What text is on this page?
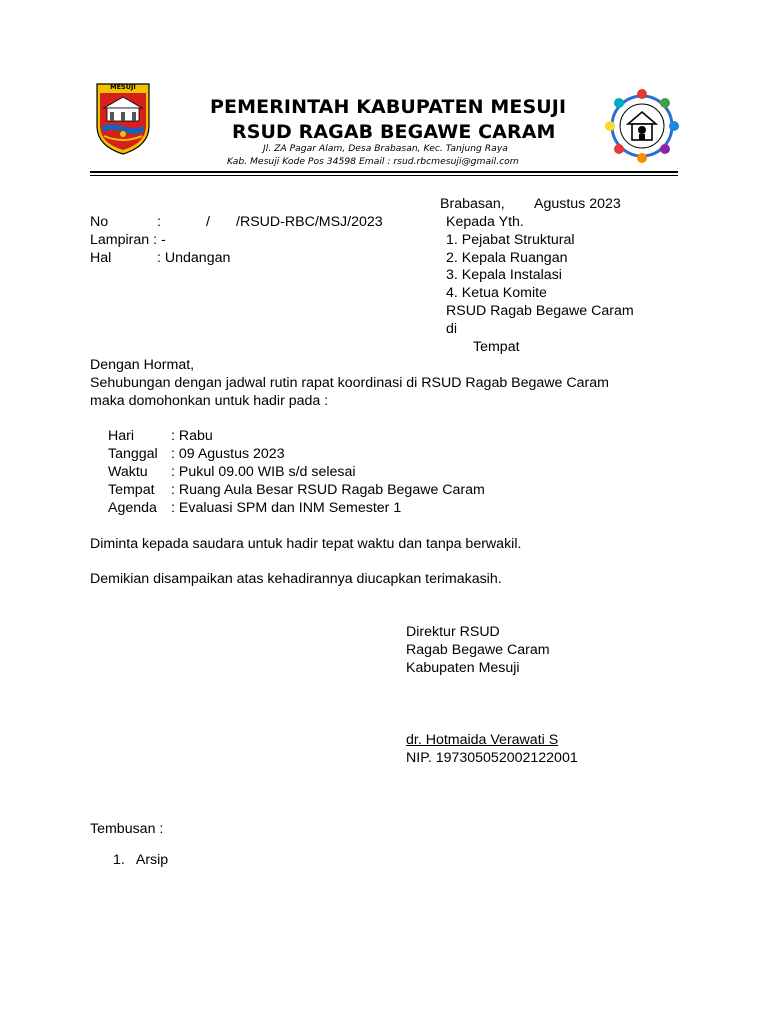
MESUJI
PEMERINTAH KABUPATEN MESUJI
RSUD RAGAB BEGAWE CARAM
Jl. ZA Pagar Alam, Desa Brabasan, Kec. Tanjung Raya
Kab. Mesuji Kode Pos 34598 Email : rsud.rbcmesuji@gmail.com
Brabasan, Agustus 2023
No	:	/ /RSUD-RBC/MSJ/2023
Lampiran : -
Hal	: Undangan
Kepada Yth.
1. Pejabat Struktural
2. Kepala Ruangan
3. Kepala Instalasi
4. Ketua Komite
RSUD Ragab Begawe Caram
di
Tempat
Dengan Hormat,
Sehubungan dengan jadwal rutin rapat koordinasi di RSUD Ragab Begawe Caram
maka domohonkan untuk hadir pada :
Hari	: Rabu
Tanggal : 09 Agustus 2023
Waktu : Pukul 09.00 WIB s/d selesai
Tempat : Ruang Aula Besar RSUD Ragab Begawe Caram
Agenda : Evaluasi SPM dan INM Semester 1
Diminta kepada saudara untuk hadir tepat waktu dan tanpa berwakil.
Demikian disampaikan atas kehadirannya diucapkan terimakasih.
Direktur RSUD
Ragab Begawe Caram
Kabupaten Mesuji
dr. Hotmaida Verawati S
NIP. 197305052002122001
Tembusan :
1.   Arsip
————
▶ [WHAT YOU HAVE TO DO]: Output, exactly, all the records above; include no pictures.

▶ [OUTPUT OF THE TASK]:
What text is on this page?
MESUJI
PEMERINTAH KABUPATEN MESUJI
RSUD RAGAB BEGAWE CARAM
Jl. ZA Pagar Alam, Desa Brabasan, Kec. Tanjung Raya
Kab. Mesuji Kode Pos 34598 Email : rsud.rbcmesuji@gmail.com
Brabasan, Agustus 2023
No	:	/ /RSUD-RBC/MSJ/2023
Lampiran : -
Hal	: Undangan
Kepada Yth.
1. Pejabat Struktural
2. Kepala Ruangan
3. Kepala Instalasi
4. Ketua Komite
RSUD Ragab Begawe Caram
di
Tempat
Dengan Hormat,
Sehubungan dengan jadwal rutin rapat koordinasi di RSUD Ragab Begawe Caram
maka domohonkan untuk hadir pada :
Hari	: Rabu
Tanggal : 09 Agustus 2023
Waktu : Pukul 09.00 WIB s/d selesai
Tempat : Ruang Aula Besar RSUD Ragab Begawe Caram
Agenda : Evaluasi SPM dan INM Semester 1
Diminta kepada saudara untuk hadir tepat waktu dan tanpa berwakil.
Demikian disampaikan atas kehadirannya diucapkan terimakasih.
Direktur RSUD
Ragab Begawe Caram
Kabupaten Mesuji
dr. Hotmaida Verawati S
NIP. 197305052002122001
Tembusan :
1.   Arsip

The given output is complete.